Go through the data below and gather each line containing "BlueBus".

(Dataset rows of page text)
--------
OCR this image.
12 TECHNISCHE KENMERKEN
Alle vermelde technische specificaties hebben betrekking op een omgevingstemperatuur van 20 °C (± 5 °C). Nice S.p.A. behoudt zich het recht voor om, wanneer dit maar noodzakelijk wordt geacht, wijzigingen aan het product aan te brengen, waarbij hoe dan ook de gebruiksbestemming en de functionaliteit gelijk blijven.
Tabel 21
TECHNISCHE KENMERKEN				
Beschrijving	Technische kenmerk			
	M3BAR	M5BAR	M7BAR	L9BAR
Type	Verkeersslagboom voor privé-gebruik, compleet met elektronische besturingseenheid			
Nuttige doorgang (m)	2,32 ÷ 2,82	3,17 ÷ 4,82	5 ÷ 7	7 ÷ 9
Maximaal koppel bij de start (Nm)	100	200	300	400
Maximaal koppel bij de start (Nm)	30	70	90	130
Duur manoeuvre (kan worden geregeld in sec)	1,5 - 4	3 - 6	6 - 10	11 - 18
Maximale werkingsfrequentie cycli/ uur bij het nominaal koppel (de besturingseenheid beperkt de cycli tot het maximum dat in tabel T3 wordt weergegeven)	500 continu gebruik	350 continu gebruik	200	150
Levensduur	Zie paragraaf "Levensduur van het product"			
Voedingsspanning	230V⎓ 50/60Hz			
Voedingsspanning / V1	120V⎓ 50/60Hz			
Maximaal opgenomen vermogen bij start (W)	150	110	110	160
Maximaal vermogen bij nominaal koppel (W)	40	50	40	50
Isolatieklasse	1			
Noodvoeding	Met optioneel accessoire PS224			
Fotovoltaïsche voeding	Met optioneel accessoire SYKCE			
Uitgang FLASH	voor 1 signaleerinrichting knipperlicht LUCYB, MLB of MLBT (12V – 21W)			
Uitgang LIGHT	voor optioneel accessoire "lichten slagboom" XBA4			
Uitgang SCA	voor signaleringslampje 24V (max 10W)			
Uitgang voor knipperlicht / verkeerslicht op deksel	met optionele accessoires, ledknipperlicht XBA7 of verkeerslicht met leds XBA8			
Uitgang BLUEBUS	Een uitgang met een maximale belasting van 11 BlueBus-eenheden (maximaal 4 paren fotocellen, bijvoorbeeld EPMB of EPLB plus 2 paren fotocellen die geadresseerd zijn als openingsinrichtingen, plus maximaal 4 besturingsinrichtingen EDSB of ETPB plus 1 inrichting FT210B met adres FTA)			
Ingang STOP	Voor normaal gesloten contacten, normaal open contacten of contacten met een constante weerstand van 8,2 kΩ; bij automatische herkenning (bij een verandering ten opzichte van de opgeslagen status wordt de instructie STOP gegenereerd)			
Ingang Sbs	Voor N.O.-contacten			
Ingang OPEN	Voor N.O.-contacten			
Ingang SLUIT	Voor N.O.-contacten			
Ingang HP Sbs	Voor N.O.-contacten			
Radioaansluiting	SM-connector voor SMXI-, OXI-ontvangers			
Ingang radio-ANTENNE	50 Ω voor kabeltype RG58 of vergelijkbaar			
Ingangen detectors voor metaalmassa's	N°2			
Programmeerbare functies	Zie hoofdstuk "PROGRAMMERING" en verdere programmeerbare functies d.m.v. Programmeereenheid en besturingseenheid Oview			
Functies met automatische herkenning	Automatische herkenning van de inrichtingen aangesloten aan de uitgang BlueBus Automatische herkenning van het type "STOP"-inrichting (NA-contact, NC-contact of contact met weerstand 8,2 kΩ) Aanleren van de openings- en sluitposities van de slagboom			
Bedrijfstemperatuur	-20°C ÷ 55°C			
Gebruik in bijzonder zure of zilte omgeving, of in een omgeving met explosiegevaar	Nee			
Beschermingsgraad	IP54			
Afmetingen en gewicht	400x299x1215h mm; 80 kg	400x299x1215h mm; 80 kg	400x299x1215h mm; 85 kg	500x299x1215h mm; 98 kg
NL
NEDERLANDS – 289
--------
ANSWER.
Uitgang BLUEBUS	Een uitgang met een maximale belasting van 11 BlueBus-eenheden (maximaal 4 paren fotocellen, bijvoorbeeld EPMB of EPLB plus 2 paren fotocellen die geadresseerd zijn als openingsinrichtingen, plus maximaal 4 besturingsinrichtingen EDSB of ETPB plus 1 inrichting FT210B met adres FTA)			
Functies met automatische herkenning	Automatische herkenning van de inrichtingen aangesloten aan de uitgang BlueBus Automatische herkenning van het type "STOP"-inrichting (NA-contact, NC-contact of contact met weerstand 8,2 kΩ) Aanleren van de openings- en sluitposities van de slagboom			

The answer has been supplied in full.